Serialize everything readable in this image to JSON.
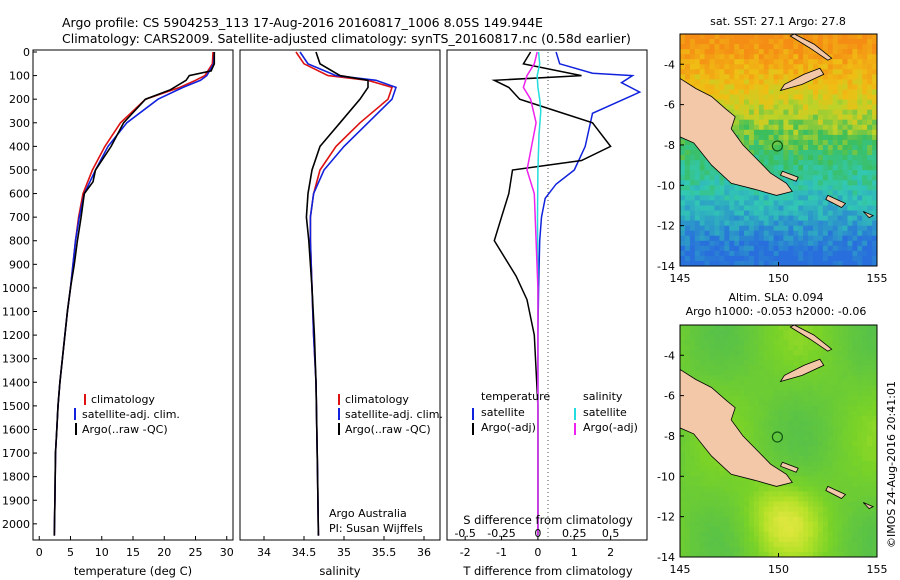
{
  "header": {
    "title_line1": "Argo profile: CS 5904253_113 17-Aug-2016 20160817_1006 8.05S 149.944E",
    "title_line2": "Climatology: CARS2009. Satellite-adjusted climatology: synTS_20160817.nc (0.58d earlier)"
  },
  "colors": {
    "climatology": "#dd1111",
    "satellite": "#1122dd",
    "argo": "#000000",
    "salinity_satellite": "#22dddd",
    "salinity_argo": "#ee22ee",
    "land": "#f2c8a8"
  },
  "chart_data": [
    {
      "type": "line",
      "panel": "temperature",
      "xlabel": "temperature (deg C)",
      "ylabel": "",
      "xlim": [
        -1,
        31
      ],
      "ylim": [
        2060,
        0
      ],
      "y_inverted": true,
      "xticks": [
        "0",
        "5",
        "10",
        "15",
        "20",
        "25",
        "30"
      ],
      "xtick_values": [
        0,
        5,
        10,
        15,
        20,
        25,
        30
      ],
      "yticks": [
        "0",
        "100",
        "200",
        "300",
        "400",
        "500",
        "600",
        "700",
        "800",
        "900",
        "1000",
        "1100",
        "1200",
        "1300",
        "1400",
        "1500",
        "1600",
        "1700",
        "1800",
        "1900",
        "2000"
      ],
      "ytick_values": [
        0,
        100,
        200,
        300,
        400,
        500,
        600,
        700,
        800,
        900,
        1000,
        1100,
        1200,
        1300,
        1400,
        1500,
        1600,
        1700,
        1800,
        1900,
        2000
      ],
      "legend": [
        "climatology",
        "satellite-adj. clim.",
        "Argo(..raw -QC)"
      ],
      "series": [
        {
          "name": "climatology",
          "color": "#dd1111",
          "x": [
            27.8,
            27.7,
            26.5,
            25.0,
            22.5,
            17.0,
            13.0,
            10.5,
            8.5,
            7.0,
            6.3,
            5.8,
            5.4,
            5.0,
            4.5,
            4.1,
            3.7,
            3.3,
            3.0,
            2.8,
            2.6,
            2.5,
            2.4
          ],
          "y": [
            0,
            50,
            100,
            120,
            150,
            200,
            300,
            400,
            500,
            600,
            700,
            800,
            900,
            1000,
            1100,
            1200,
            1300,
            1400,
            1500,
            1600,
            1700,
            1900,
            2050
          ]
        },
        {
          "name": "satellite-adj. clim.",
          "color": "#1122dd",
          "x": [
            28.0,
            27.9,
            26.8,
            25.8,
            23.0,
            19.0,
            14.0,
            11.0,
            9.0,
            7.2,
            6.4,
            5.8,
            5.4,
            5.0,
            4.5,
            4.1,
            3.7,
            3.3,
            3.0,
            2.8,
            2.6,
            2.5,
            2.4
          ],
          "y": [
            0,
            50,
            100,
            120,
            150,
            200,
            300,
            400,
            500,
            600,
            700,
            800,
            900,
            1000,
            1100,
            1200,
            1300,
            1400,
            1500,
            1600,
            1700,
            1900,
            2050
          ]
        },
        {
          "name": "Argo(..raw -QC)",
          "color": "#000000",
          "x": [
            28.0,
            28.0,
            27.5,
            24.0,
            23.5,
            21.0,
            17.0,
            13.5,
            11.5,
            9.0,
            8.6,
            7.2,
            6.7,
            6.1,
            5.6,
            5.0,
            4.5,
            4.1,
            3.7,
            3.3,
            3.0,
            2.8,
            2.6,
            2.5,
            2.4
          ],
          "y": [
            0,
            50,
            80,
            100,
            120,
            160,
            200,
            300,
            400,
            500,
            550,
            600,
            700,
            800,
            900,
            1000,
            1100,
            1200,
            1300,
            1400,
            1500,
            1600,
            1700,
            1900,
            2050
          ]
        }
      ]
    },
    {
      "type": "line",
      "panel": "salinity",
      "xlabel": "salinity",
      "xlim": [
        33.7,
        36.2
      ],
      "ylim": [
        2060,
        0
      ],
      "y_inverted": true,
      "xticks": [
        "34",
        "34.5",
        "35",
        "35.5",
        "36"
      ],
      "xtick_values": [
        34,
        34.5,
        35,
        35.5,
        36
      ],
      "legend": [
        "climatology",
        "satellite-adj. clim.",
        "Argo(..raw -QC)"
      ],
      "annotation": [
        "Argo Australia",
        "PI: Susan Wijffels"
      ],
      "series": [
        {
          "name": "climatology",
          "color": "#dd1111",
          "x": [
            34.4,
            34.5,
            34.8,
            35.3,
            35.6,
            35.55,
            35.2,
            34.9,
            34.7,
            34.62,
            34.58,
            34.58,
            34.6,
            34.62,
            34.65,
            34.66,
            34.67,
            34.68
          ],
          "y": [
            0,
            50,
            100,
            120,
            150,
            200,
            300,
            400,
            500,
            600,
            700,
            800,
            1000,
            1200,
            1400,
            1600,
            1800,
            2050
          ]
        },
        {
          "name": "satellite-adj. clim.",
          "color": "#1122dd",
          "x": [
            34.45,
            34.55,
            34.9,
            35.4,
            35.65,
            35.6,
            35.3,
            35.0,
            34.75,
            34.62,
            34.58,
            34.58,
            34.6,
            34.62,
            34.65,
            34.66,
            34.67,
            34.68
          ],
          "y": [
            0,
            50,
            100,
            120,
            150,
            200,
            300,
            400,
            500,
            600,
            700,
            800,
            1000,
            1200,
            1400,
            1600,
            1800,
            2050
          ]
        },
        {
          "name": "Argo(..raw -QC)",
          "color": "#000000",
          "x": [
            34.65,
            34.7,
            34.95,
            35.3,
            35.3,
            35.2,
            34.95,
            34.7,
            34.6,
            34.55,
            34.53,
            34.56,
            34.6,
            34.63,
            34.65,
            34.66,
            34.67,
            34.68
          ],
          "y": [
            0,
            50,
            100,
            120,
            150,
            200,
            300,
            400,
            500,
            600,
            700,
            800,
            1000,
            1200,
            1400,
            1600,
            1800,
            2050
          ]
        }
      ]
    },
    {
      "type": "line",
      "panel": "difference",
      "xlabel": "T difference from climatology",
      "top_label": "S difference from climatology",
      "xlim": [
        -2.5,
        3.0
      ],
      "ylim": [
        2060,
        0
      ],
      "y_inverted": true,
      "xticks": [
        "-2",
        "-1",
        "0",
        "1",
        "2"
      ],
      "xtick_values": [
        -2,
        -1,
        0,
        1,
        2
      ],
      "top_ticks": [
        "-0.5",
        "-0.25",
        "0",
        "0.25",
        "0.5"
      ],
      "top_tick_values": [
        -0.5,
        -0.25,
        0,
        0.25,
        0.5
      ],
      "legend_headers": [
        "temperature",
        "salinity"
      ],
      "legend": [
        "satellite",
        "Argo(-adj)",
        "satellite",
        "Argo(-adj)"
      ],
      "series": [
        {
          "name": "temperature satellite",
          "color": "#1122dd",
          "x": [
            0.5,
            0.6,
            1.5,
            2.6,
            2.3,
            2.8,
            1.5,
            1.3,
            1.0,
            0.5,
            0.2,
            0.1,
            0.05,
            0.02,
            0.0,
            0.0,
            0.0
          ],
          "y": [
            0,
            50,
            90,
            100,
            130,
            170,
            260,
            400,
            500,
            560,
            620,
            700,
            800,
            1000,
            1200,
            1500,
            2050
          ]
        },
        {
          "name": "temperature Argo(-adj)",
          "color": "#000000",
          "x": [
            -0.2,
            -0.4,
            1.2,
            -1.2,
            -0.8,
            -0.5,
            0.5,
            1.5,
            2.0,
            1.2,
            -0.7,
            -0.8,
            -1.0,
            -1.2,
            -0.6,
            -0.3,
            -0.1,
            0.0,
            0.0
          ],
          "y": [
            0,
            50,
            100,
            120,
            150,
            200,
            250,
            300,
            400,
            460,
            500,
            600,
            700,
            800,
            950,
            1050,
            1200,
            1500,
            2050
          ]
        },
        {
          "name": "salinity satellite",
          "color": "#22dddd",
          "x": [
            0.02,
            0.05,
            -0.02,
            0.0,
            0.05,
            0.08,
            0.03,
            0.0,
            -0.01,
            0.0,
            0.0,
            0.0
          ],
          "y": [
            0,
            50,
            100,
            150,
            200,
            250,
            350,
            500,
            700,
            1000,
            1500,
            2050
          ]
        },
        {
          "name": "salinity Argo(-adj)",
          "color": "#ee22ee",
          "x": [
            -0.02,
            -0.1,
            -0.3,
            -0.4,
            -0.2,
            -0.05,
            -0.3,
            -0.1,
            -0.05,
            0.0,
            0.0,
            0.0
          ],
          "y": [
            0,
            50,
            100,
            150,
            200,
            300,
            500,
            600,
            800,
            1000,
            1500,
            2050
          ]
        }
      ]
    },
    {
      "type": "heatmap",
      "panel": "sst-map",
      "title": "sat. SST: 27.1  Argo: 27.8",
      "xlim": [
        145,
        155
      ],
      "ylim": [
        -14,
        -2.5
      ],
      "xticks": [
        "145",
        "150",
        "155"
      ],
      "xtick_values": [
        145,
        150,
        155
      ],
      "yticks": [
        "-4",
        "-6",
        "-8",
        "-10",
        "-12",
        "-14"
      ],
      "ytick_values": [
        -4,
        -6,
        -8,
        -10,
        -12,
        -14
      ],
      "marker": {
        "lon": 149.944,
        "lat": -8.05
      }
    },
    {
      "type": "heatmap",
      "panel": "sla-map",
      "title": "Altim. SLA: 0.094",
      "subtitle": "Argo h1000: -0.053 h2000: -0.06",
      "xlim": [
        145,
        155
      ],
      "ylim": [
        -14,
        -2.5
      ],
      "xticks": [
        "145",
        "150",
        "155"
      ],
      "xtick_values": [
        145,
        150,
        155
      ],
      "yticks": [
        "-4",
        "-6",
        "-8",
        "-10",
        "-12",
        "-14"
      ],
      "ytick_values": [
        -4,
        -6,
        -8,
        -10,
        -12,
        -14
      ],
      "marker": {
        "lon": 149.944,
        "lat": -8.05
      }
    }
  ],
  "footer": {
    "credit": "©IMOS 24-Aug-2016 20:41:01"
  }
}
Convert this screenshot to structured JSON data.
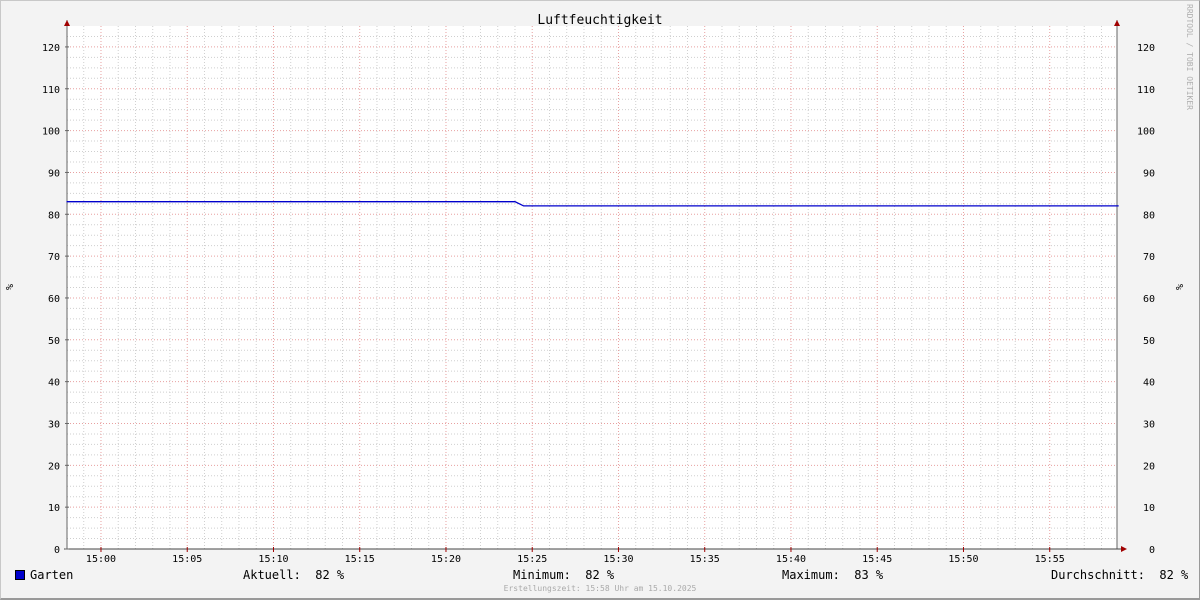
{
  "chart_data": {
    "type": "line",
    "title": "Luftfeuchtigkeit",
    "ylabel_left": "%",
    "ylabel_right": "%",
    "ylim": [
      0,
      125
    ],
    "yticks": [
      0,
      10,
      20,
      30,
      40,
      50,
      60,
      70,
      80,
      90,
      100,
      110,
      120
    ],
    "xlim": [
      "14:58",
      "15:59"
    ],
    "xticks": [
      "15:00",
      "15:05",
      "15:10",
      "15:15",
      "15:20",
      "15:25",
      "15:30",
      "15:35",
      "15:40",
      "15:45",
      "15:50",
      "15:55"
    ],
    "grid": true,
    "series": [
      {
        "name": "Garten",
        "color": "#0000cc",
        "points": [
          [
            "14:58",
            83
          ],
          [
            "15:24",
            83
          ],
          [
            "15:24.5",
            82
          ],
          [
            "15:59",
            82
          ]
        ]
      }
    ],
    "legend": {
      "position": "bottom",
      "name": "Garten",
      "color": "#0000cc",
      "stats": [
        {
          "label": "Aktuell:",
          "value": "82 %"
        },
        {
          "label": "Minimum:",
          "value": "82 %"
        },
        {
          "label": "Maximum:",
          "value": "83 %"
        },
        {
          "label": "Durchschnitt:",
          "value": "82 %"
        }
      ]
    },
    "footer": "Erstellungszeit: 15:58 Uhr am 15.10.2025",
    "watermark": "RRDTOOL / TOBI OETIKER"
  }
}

[Written instruction]
Find the lines above holding the word "JSON" and show them.

[Full solution]
Serialize everything readable in this image to JSON.
Convert this screenshot to structured JSON data.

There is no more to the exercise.